(Given exercise) With the images removed, repeat the data below exactly.

>> START Data provided

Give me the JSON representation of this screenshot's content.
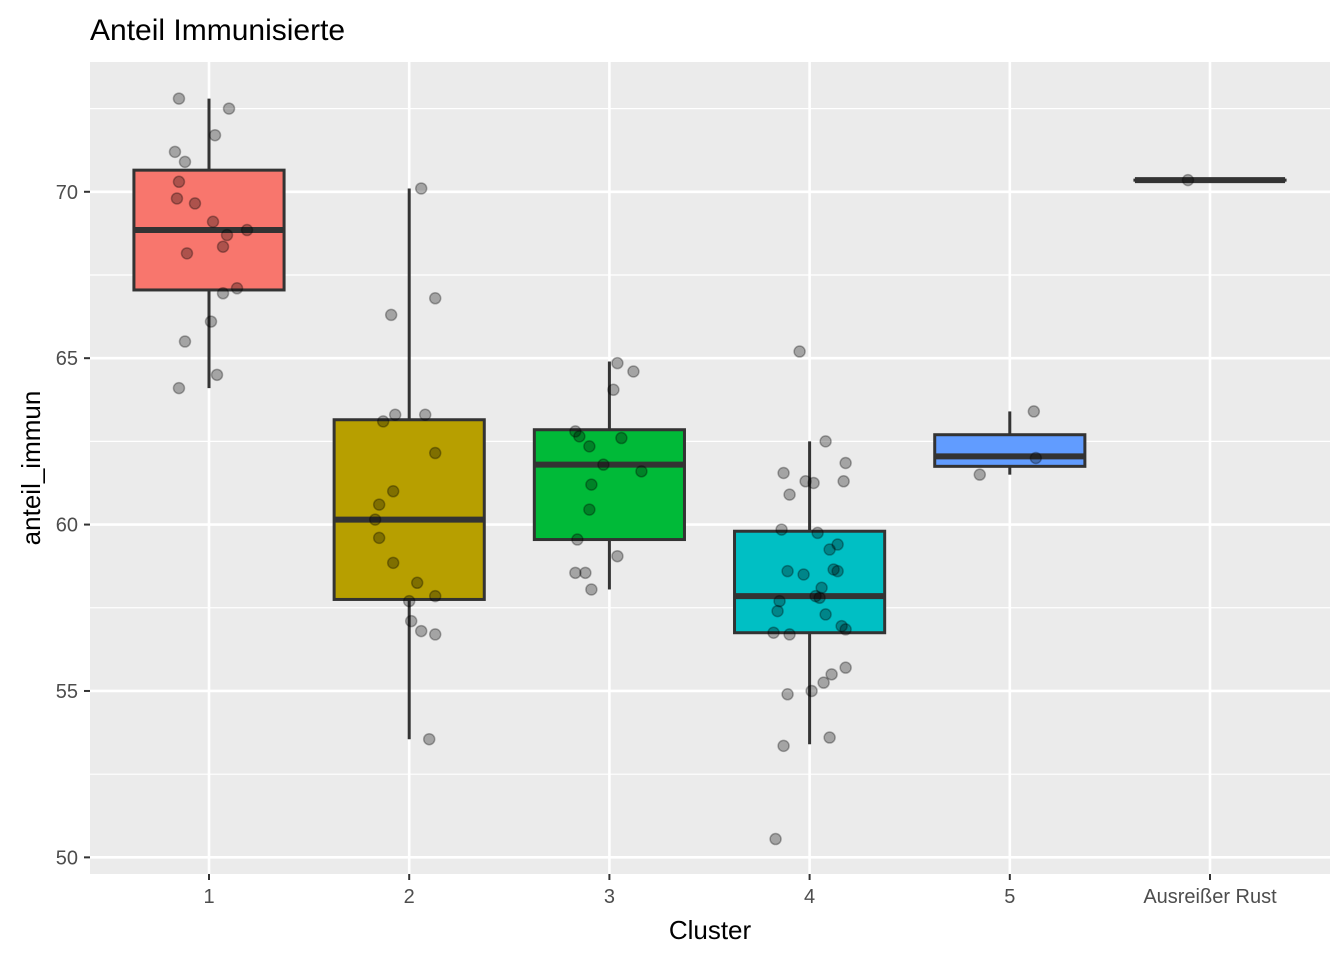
{
  "chart_data": {
    "type": "box",
    "title": "Anteil Immunisierte",
    "xlabel": "Cluster",
    "ylabel": "anteil_immun",
    "ylim": [
      49.5,
      73.9
    ],
    "yticks": [
      50,
      55,
      60,
      65,
      70
    ],
    "grid": true,
    "categories": [
      "1",
      "2",
      "3",
      "4",
      "5",
      "Ausreißer Rust"
    ],
    "colors": [
      "#F8766D",
      "#B79F00",
      "#00BA38",
      "#00BFC4",
      "#619CFF",
      "#F564E3"
    ],
    "boxes": [
      {
        "q1": 67.05,
        "median": 68.85,
        "q3": 70.65,
        "whisker_low": 64.1,
        "whisker_high": 72.8
      },
      {
        "q1": 57.75,
        "median": 60.15,
        "q3": 63.15,
        "whisker_low": 53.55,
        "whisker_high": 70.1
      },
      {
        "q1": 59.55,
        "median": 61.8,
        "q3": 62.85,
        "whisker_low": 58.05,
        "whisker_high": 64.9
      },
      {
        "q1": 56.75,
        "median": 57.85,
        "q3": 59.8,
        "whisker_low": 53.4,
        "whisker_high": 62.5
      },
      {
        "q1": 61.75,
        "median": 62.05,
        "q3": 62.7,
        "whisker_low": 61.5,
        "whisker_high": 63.4
      },
      {
        "q1": 70.35,
        "median": 70.35,
        "q3": 70.35,
        "whisker_low": 70.35,
        "whisker_high": 70.35
      }
    ],
    "points": [
      [
        [
          -0.15,
          72.8
        ],
        [
          0.1,
          72.5
        ],
        [
          0.03,
          71.7
        ],
        [
          -0.17,
          71.2
        ],
        [
          -0.12,
          70.9
        ],
        [
          -0.15,
          70.3
        ],
        [
          -0.16,
          69.8
        ],
        [
          -0.07,
          69.65
        ],
        [
          0.02,
          69.1
        ],
        [
          0.19,
          68.85
        ],
        [
          0.09,
          68.7
        ],
        [
          0.07,
          68.35
        ],
        [
          -0.11,
          68.15
        ],
        [
          0.14,
          67.1
        ],
        [
          0.07,
          66.95
        ],
        [
          0.01,
          66.1
        ],
        [
          -0.12,
          65.5
        ],
        [
          0.04,
          64.5
        ],
        [
          -0.15,
          64.1
        ]
      ],
      [
        [
          0.06,
          70.1
        ],
        [
          0.13,
          66.8
        ],
        [
          -0.09,
          66.3
        ],
        [
          -0.07,
          63.3
        ],
        [
          0.08,
          63.3
        ],
        [
          -0.13,
          63.1
        ],
        [
          0.13,
          62.15
        ],
        [
          -0.08,
          61.0
        ],
        [
          -0.15,
          60.6
        ],
        [
          -0.17,
          60.15
        ],
        [
          -0.15,
          59.6
        ],
        [
          -0.08,
          58.85
        ],
        [
          0.04,
          58.25
        ],
        [
          0.13,
          57.85
        ],
        [
          0.0,
          57.7
        ],
        [
          0.01,
          57.1
        ],
        [
          0.06,
          56.8
        ],
        [
          0.13,
          56.7
        ],
        [
          0.1,
          53.55
        ]
      ],
      [
        [
          0.04,
          64.85
        ],
        [
          0.12,
          64.6
        ],
        [
          0.02,
          64.05
        ],
        [
          -0.17,
          62.8
        ],
        [
          -0.15,
          62.65
        ],
        [
          0.06,
          62.6
        ],
        [
          -0.1,
          62.35
        ],
        [
          -0.03,
          61.8
        ],
        [
          0.16,
          61.6
        ],
        [
          -0.09,
          61.2
        ],
        [
          -0.1,
          60.45
        ],
        [
          -0.16,
          59.55
        ],
        [
          0.04,
          59.05
        ],
        [
          -0.17,
          58.55
        ],
        [
          -0.12,
          58.55
        ],
        [
          -0.09,
          58.05
        ]
      ],
      [
        [
          -0.05,
          65.2
        ],
        [
          0.08,
          62.5
        ],
        [
          0.18,
          61.85
        ],
        [
          -0.13,
          61.55
        ],
        [
          -0.02,
          61.3
        ],
        [
          0.02,
          61.25
        ],
        [
          0.17,
          61.3
        ],
        [
          -0.1,
          60.9
        ],
        [
          -0.14,
          59.85
        ],
        [
          0.04,
          59.75
        ],
        [
          0.14,
          59.4
        ],
        [
          0.1,
          59.25
        ],
        [
          -0.11,
          58.6
        ],
        [
          -0.03,
          58.5
        ],
        [
          0.12,
          58.65
        ],
        [
          0.14,
          58.6
        ],
        [
          0.06,
          58.1
        ],
        [
          0.03,
          57.85
        ],
        [
          0.05,
          57.8
        ],
        [
          -0.15,
          57.7
        ],
        [
          -0.16,
          57.4
        ],
        [
          0.08,
          57.3
        ],
        [
          0.16,
          56.95
        ],
        [
          0.18,
          56.85
        ],
        [
          -0.18,
          56.75
        ],
        [
          -0.1,
          56.7
        ],
        [
          0.18,
          55.7
        ],
        [
          0.11,
          55.5
        ],
        [
          0.07,
          55.25
        ],
        [
          0.01,
          55.0
        ],
        [
          -0.11,
          54.9
        ],
        [
          0.1,
          53.6
        ],
        [
          -0.13,
          53.35
        ],
        [
          -0.17,
          50.55
        ]
      ],
      [
        [
          0.12,
          63.4
        ],
        [
          0.13,
          62.0
        ],
        [
          -0.15,
          61.5
        ]
      ],
      [
        [
          -0.11,
          70.35
        ]
      ]
    ]
  }
}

>> END Data provided

(Reply to the task)
Give me the JSON representation of this screenshot's content.
{
  "chart_data": {
    "type": "box",
    "title": "Anteil Immunisierte",
    "xlabel": "Cluster",
    "ylabel": "anteil_immun",
    "ylim": [
      49.5,
      73.9
    ],
    "yticks": [
      50,
      55,
      60,
      65,
      70
    ],
    "grid": true,
    "categories": [
      "1",
      "2",
      "3",
      "4",
      "5",
      "Ausreißer Rust"
    ],
    "colors": [
      "#F8766D",
      "#B79F00",
      "#00BA38",
      "#00BFC4",
      "#619CFF",
      "#F564E3"
    ],
    "boxes": [
      {
        "q1": 67.05,
        "median": 68.85,
        "q3": 70.65,
        "whisker_low": 64.1,
        "whisker_high": 72.8
      },
      {
        "q1": 57.75,
        "median": 60.15,
        "q3": 63.15,
        "whisker_low": 53.55,
        "whisker_high": 70.1
      },
      {
        "q1": 59.55,
        "median": 61.8,
        "q3": 62.85,
        "whisker_low": 58.05,
        "whisker_high": 64.9
      },
      {
        "q1": 56.75,
        "median": 57.85,
        "q3": 59.8,
        "whisker_low": 53.4,
        "whisker_high": 62.5
      },
      {
        "q1": 61.75,
        "median": 62.05,
        "q3": 62.7,
        "whisker_low": 61.5,
        "whisker_high": 63.4
      },
      {
        "q1": 70.35,
        "median": 70.35,
        "q3": 70.35,
        "whisker_low": 70.35,
        "whisker_high": 70.35
      }
    ],
    "points": [
      [
        [
          -0.15,
          72.8
        ],
        [
          0.1,
          72.5
        ],
        [
          0.03,
          71.7
        ],
        [
          -0.17,
          71.2
        ],
        [
          -0.12,
          70.9
        ],
        [
          -0.15,
          70.3
        ],
        [
          -0.16,
          69.8
        ],
        [
          -0.07,
          69.65
        ],
        [
          0.02,
          69.1
        ],
        [
          0.19,
          68.85
        ],
        [
          0.09,
          68.7
        ],
        [
          0.07,
          68.35
        ],
        [
          -0.11,
          68.15
        ],
        [
          0.14,
          67.1
        ],
        [
          0.07,
          66.95
        ],
        [
          0.01,
          66.1
        ],
        [
          -0.12,
          65.5
        ],
        [
          0.04,
          64.5
        ],
        [
          -0.15,
          64.1
        ]
      ],
      [
        [
          0.06,
          70.1
        ],
        [
          0.13,
          66.8
        ],
        [
          -0.09,
          66.3
        ],
        [
          -0.07,
          63.3
        ],
        [
          0.08,
          63.3
        ],
        [
          -0.13,
          63.1
        ],
        [
          0.13,
          62.15
        ],
        [
          -0.08,
          61.0
        ],
        [
          -0.15,
          60.6
        ],
        [
          -0.17,
          60.15
        ],
        [
          -0.15,
          59.6
        ],
        [
          -0.08,
          58.85
        ],
        [
          0.04,
          58.25
        ],
        [
          0.13,
          57.85
        ],
        [
          0.0,
          57.7
        ],
        [
          0.01,
          57.1
        ],
        [
          0.06,
          56.8
        ],
        [
          0.13,
          56.7
        ],
        [
          0.1,
          53.55
        ]
      ],
      [
        [
          0.04,
          64.85
        ],
        [
          0.12,
          64.6
        ],
        [
          0.02,
          64.05
        ],
        [
          -0.17,
          62.8
        ],
        [
          -0.15,
          62.65
        ],
        [
          0.06,
          62.6
        ],
        [
          -0.1,
          62.35
        ],
        [
          -0.03,
          61.8
        ],
        [
          0.16,
          61.6
        ],
        [
          -0.09,
          61.2
        ],
        [
          -0.1,
          60.45
        ],
        [
          -0.16,
          59.55
        ],
        [
          0.04,
          59.05
        ],
        [
          -0.17,
          58.55
        ],
        [
          -0.12,
          58.55
        ],
        [
          -0.09,
          58.05
        ]
      ],
      [
        [
          -0.05,
          65.2
        ],
        [
          0.08,
          62.5
        ],
        [
          0.18,
          61.85
        ],
        [
          -0.13,
          61.55
        ],
        [
          -0.02,
          61.3
        ],
        [
          0.02,
          61.25
        ],
        [
          0.17,
          61.3
        ],
        [
          -0.1,
          60.9
        ],
        [
          -0.14,
          59.85
        ],
        [
          0.04,
          59.75
        ],
        [
          0.14,
          59.4
        ],
        [
          0.1,
          59.25
        ],
        [
          -0.11,
          58.6
        ],
        [
          -0.03,
          58.5
        ],
        [
          0.12,
          58.65
        ],
        [
          0.14,
          58.6
        ],
        [
          0.06,
          58.1
        ],
        [
          0.03,
          57.85
        ],
        [
          0.05,
          57.8
        ],
        [
          -0.15,
          57.7
        ],
        [
          -0.16,
          57.4
        ],
        [
          0.08,
          57.3
        ],
        [
          0.16,
          56.95
        ],
        [
          0.18,
          56.85
        ],
        [
          -0.18,
          56.75
        ],
        [
          -0.1,
          56.7
        ],
        [
          0.18,
          55.7
        ],
        [
          0.11,
          55.5
        ],
        [
          0.07,
          55.25
        ],
        [
          0.01,
          55.0
        ],
        [
          -0.11,
          54.9
        ],
        [
          0.1,
          53.6
        ],
        [
          -0.13,
          53.35
        ],
        [
          -0.17,
          50.55
        ]
      ],
      [
        [
          0.12,
          63.4
        ],
        [
          0.13,
          62.0
        ],
        [
          -0.15,
          61.5
        ]
      ],
      [
        [
          -0.11,
          70.35
        ]
      ]
    ]
  }
}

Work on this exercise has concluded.